> _What is asked_
Copy out every line containing the word "siten".

> _Supplied records_
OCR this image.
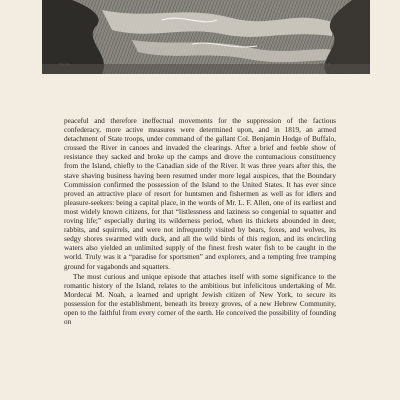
F.W. Sh.	HAYE.

peaceful and therefore ineffectual movements for the suppression of the factious confederacy, more active measures were determined upon, and in 1819, an armed detachment of State troops, under command of the gallant Col. Benjamin Hodge of Buffalo, crossed the River in canoes and invaded the clearings. After a brief and feeble show of resistance they sacked and broke up the camps and drove the contumacious constituency from the Island, chiefly to the Canadian side of the River. It was three years after this, the stave shaving business having been resumed under more legal auspices, that the Boundary Commission confirmed the possession of the Island to the United States. It has ever since proved an attractive place of resort for huntsmen and fishermen as well as for idlers and pleasure-seekers: being a capital place, in the words of Mr. L. F. Allen, one of its earliest and most widely known citizens, for that “listlessness and laziness so congenial to squatter and roving life;” especially during its wilderness period, when its thickets abounded in deer, rabbits, and squirrels, and were not infrequently visited by bears, foxes, and wolves, its sedgy shores swarmed with duck, and all the wild birds of this region, and its encircling waters also yielded an unlimited supply of the finest fresh water fish to be caught in the world. Truly was it a “paradise for sportsmen” and explorers, and a tempting free tramping ground for vagabonds and squatters.

The most curious and unique episode that attaches itself with some significance to the romantic history of the Island, relates to the ambitious but infelicitous undertaking of Mr. Mordecai M. Noah, a learned and upright Jewish citizen of New York, to secure its possession for the establishment, beneath its breezy groves, of a new Hebrew Community, open to the faithful from every corner of the earth. He conceived the possibility of founding on
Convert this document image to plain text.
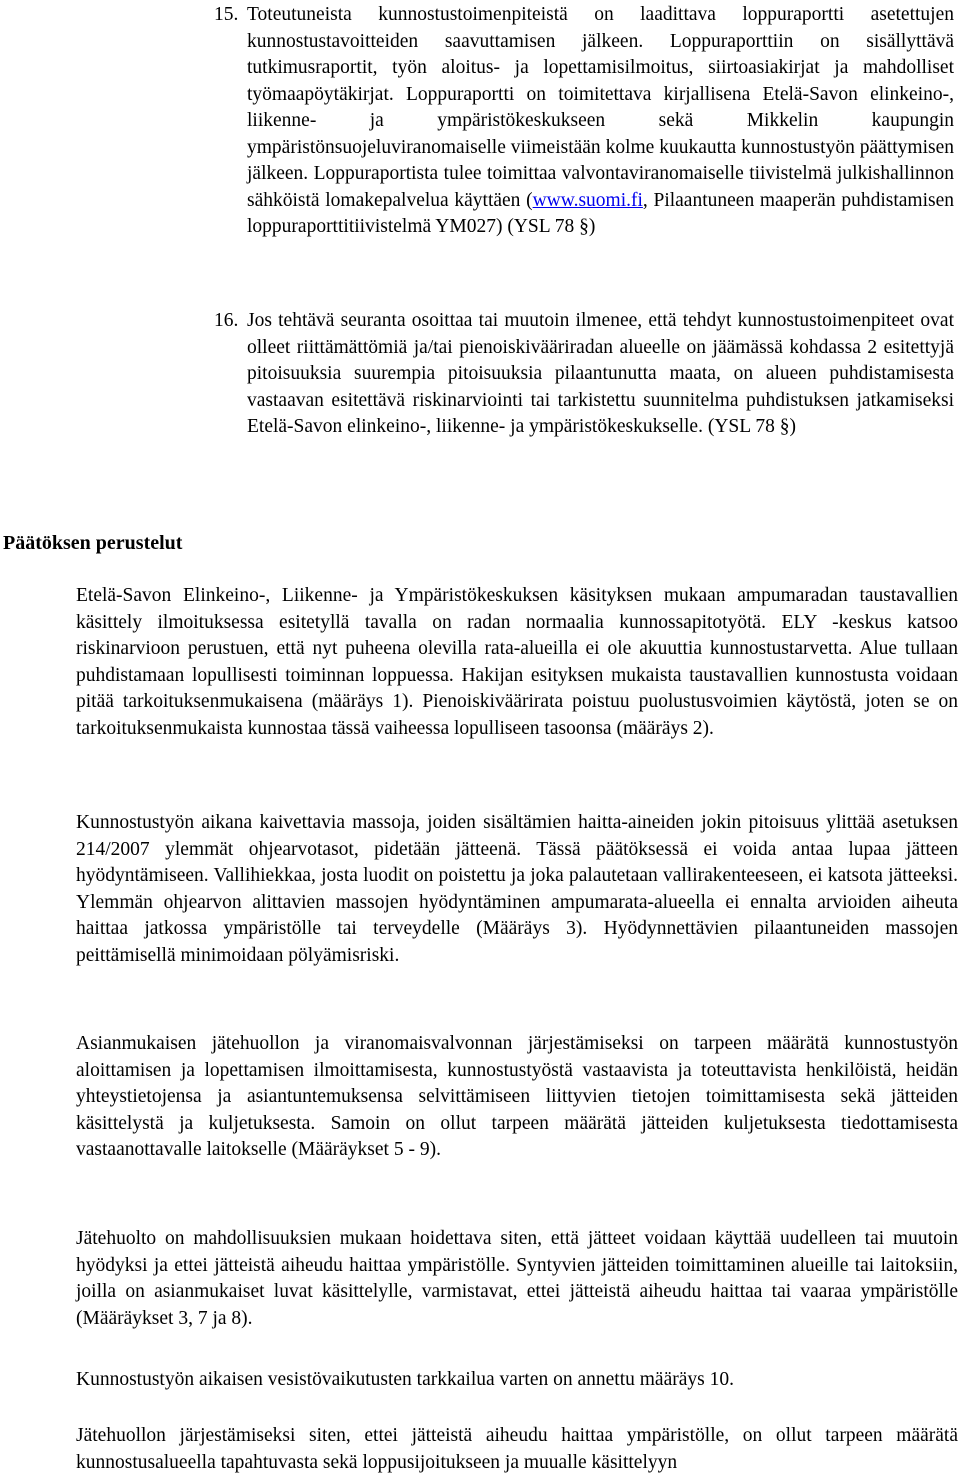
15. Toteutuneista kunnostustoimenpiteistä on laadittava loppuraportti asetettujen kunnostustavoitteiden saavuttamisen jälkeen. Loppuraporttiin on sisällyttävä tutkimusraportit, työn aloitus- ja lopettamisilmoitus, siirtoasiakirjat ja mahdolliset työmaapöytäkirjat. Loppuraportti on toimitettava kirjallisena Etelä-Savon elinkeino-, liikenne- ja ympäristökeskukseen sekä Mikkelin kaupungin ympäristönsuojeluviranomaiselle viimeistään kolme kuukautta kunnostustyön päättymisen jälkeen. Loppuraportista tulee toimittaa valvontaviranomaiselle tiivistelmä julkishallinnon sähköistä lomakepalvelua käyttäen (www.suomi.fi, Pilaantuneen maaperän puhdistamisen loppuraporttitiivistelmä YM027) (YSL 78 §)
16. Jos tehtävä seuranta osoittaa tai muutoin ilmenee, että tehdyt kunnostustoimenpiteet ovat olleet riittämättömiä ja/tai pienoiskivääriradan alueelle on jäämässä kohdassa 2 esitettyjä pitoisuuksia suurempia pitoisuuksia pilaantunutta maata, on alueen puhdistamisesta vastaavan esitettävä riskinarviointi tai tarkistettu suunnitelma puhdistuksen jatkamiseksi Etelä-Savon elinkeino-, liikenne- ja ympäristökeskukselle. (YSL 78 §)
Päätöksen perustelut
Etelä-Savon Elinkeino-, Liikenne- ja Ympäristökeskuksen käsityksen mukaan ampumaradan taustavallien käsittely ilmoituksessa esitetyllä tavalla on radan normaalia kunnossapitotyötä. ELY -keskus katsoo riskinarvioon perustuen, että nyt puheena olevilla rata-alueilla ei ole akuuttia kunnostustarvetta. Alue tullaan puhdistamaan lopullisesti toiminnan loppuessa. Hakijan esityksen mukaista taustavallien kunnostusta voidaan pitää tarkoituksenmukaisena (määräys 1). Pienoiskiväärirata poistuu puolustusvoimien käytöstä, joten se on tarkoituksenmukaista kunnostaa tässä vaiheessa lopulliseen tasoonsa (määräys 2).
Kunnostustyön aikana kaivettavia massoja, joiden sisältämien haitta-aineiden jokin pitoisuus ylittää asetuksen 214/2007 ylemmät ohjearvotasot, pidetään jätteenä. Tässä päätöksessä ei voida antaa lupaa jätteen hyödyntämiseen. Vallihiekkaa, josta luodit on poistettu ja joka palautetaan vallirakenteeseen, ei katsota jätteeksi. Ylemmän ohjearvon alittavien massojen hyödyntäminen ampumarata-alueella ei ennalta arvioiden aiheuta haittaa jatkossa ympäristölle tai terveydelle (Määräys 3). Hyödynnettävien pilaantuneiden massojen peittämisellä minimoidaan pölyämisriski.
Asianmukaisen jätehuollon ja viranomaisvalvonnan järjestämiseksi on tarpeen määrätä kunnostustyön aloittamisen ja lopettamisen ilmoittamisesta, kunnostustyöstä vastaavista ja toteuttavista henkilöistä, heidän yhteystietojensa ja asiantuntemuksensa selvittämiseen liittyvien tietojen toimittamisesta sekä jätteiden käsittelystä ja kuljetuksesta. Samoin on ollut tarpeen määrätä jätteiden kuljetuksesta tiedottamisesta vastaanottavalle laitokselle (Määräykset 5 - 9).
Jätehuolto on mahdollisuuksien mukaan hoidettava siten, että jätteet voidaan käyttää uudelleen tai muutoin hyödyksi ja ettei jätteistä aiheudu haittaa ympäristölle. Syntyvien jätteiden toimittaminen alueille tai laitoksiin, joilla on asianmukaiset luvat käsittelylle, varmistavat, ettei jätteistä aiheudu haittaa tai vaaraa ympäristölle (Määräykset 3, 7 ja 8).
Kunnostustyön aikaisen vesistövaikutusten tarkkailua varten on annettu määräys 10.
Jätehuollon järjestämiseksi siten, ettei jätteistä aiheudu haittaa ympäristölle, on ollut tarpeen määrätä kunnostusalueella tapahtuvasta sekä loppusijoitukseen ja muualle käsittelyyn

> _Output for this task_
Jätehuolto on mahdollisuuksien mukaan hoidettava siten, että jätteet voidaan käyttää uudelleen tai muutoin hyödyksi ja ettei jätteistä aiheudu haittaa ympäristölle. Syntyvien jätteiden toimittaminen alueille tai laitoksiin, joilla on asianmukaiset luvat käsittelylle, varmistavat, ettei jätteistä aiheudu haittaa tai vaaraa ympäristölle (Määräykset 3, 7 ja 8).
Jätehuollon järjestämiseksi siten, ettei jätteistä aiheudu haittaa ympäristölle, on ollut tarpeen määrätä kunnostusalueella tapahtuvasta sekä loppusijoitukseen ja muualle käsittelyyn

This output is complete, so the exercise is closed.